Material for this exercise =>
## begin

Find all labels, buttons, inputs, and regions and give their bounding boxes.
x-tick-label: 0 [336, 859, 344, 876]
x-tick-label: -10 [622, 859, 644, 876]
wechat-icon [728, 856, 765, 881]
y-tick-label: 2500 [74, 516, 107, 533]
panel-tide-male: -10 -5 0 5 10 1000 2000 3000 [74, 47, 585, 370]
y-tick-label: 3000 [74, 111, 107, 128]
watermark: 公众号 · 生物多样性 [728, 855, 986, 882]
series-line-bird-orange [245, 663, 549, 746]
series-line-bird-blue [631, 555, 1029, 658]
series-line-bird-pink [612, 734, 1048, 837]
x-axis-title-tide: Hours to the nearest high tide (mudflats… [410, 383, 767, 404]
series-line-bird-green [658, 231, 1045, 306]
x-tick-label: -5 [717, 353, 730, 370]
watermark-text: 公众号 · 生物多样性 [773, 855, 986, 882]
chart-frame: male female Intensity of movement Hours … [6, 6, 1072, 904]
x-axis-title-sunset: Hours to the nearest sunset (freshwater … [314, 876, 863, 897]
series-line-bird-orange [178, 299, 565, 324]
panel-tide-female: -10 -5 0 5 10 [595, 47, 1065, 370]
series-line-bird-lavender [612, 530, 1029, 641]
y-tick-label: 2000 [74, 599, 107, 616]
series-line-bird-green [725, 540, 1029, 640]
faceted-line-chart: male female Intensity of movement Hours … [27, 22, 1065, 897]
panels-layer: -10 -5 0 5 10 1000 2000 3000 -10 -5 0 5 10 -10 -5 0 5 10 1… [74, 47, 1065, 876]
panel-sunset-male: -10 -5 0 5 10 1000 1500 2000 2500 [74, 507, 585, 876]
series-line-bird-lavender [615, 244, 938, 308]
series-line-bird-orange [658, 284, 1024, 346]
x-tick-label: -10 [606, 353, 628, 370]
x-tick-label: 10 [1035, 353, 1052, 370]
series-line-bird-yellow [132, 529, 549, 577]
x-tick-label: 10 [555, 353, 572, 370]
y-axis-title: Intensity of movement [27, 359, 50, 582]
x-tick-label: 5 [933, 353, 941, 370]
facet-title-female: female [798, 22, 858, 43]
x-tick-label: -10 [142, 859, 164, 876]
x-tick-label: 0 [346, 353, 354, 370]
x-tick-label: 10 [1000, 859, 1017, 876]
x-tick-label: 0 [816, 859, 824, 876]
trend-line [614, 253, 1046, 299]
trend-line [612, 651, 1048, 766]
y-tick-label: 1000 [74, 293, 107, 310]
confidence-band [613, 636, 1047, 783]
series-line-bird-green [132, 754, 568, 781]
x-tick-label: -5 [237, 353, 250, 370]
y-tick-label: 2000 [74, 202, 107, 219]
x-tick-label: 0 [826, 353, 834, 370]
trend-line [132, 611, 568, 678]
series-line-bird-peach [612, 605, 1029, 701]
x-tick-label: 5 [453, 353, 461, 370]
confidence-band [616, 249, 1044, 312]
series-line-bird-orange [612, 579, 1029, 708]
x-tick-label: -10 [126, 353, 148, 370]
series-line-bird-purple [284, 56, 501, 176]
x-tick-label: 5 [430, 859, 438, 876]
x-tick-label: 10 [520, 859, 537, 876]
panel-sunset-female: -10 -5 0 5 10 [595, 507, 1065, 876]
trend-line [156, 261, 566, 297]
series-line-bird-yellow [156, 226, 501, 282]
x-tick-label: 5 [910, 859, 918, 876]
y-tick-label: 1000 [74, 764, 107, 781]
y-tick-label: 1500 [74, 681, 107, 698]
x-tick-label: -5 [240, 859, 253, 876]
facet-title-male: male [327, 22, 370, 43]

## end

Exercise directions => Extract every line of the entries above and reproduce each one verbatim, in its original order.

Response to this task =>
Find all labels, buttons, inputs, and regions and give their bounding boxes.
x-tick-label: 0 [336, 859, 344, 876]
x-tick-label: -10 [622, 859, 644, 876]
wechat-icon [728, 856, 765, 881]
y-tick-label: 2500 [74, 516, 107, 533]
panel-tide-male: -10 -5 0 5 10 1000 2000 3000 [74, 47, 585, 370]
y-tick-label: 3000 [74, 111, 107, 128]
watermark: 公众号 · 生物多样性 [728, 855, 986, 882]
series-line-bird-orange [245, 663, 549, 746]
series-line-bird-blue [631, 555, 1029, 658]
series-line-bird-pink [612, 734, 1048, 837]
x-axis-title-tide: Hours to the nearest high tide (mudflats… [410, 383, 767, 404]
series-line-bird-green [658, 231, 1045, 306]
x-tick-label: -5 [717, 353, 730, 370]
watermark-text: 公众号 · 生物多样性 [773, 855, 986, 882]
chart-frame: male female Intensity of movement Hours … [6, 6, 1072, 904]
x-axis-title-sunset: Hours to the nearest sunset (freshwater … [314, 876, 863, 897]
series-line-bird-orange [178, 299, 565, 324]
panel-tide-female: -10 -5 0 5 10 [595, 47, 1065, 370]
series-line-bird-lavender [612, 530, 1029, 641]
y-tick-label: 2000 [74, 599, 107, 616]
series-line-bird-green [725, 540, 1029, 640]
faceted-line-chart: male female Intensity of movement Hours … [27, 22, 1065, 897]
panels-layer: -10 -5 0 5 10 1000 2000 3000 -10 -5 0 5 10 -10 -5 0 5 10 1… [74, 47, 1065, 876]
panel-sunset-male: -10 -5 0 5 10 1000 1500 2000 2500 [74, 507, 585, 876]
series-line-bird-lavender [615, 244, 938, 308]
series-line-bird-orange [658, 284, 1024, 346]
x-tick-label: -10 [606, 353, 628, 370]
x-tick-label: 10 [1035, 353, 1052, 370]
series-line-bird-yellow [132, 529, 549, 577]
x-tick-label: 10 [555, 353, 572, 370]
y-axis-title: Intensity of movement [27, 359, 50, 582]
x-tick-label: 5 [933, 353, 941, 370]
facet-title-female: female [798, 22, 858, 43]
x-tick-label: -10 [142, 859, 164, 876]
x-tick-label: 0 [346, 353, 354, 370]
x-tick-label: 10 [1000, 859, 1017, 876]
x-tick-label: 0 [816, 859, 824, 876]
trend-line [614, 253, 1046, 299]
trend-line [612, 651, 1048, 766]
y-tick-label: 1000 [74, 293, 107, 310]
confidence-band [613, 636, 1047, 783]
series-line-bird-green [132, 754, 568, 781]
x-tick-label: -5 [237, 353, 250, 370]
y-tick-label: 2000 [74, 202, 107, 219]
x-tick-label: 0 [826, 353, 834, 370]
trend-line [132, 611, 568, 678]
series-line-bird-peach [612, 605, 1029, 701]
x-tick-label: 5 [453, 353, 461, 370]
confidence-band [616, 249, 1044, 312]
series-line-bird-orange [612, 579, 1029, 708]
x-tick-label: -10 [126, 353, 148, 370]
series-line-bird-purple [284, 56, 501, 176]
x-tick-label: 5 [430, 859, 438, 876]
x-tick-label: 10 [520, 859, 537, 876]
panel-sunset-female: -10 -5 0 5 10 [595, 507, 1065, 876]
trend-line [156, 261, 566, 297]
series-line-bird-yellow [156, 226, 501, 282]
x-tick-label: 5 [910, 859, 918, 876]
y-tick-label: 1000 [74, 764, 107, 781]
y-tick-label: 1500 [74, 681, 107, 698]
x-tick-label: -5 [240, 859, 253, 876]
facet-title-male: male [327, 22, 370, 43]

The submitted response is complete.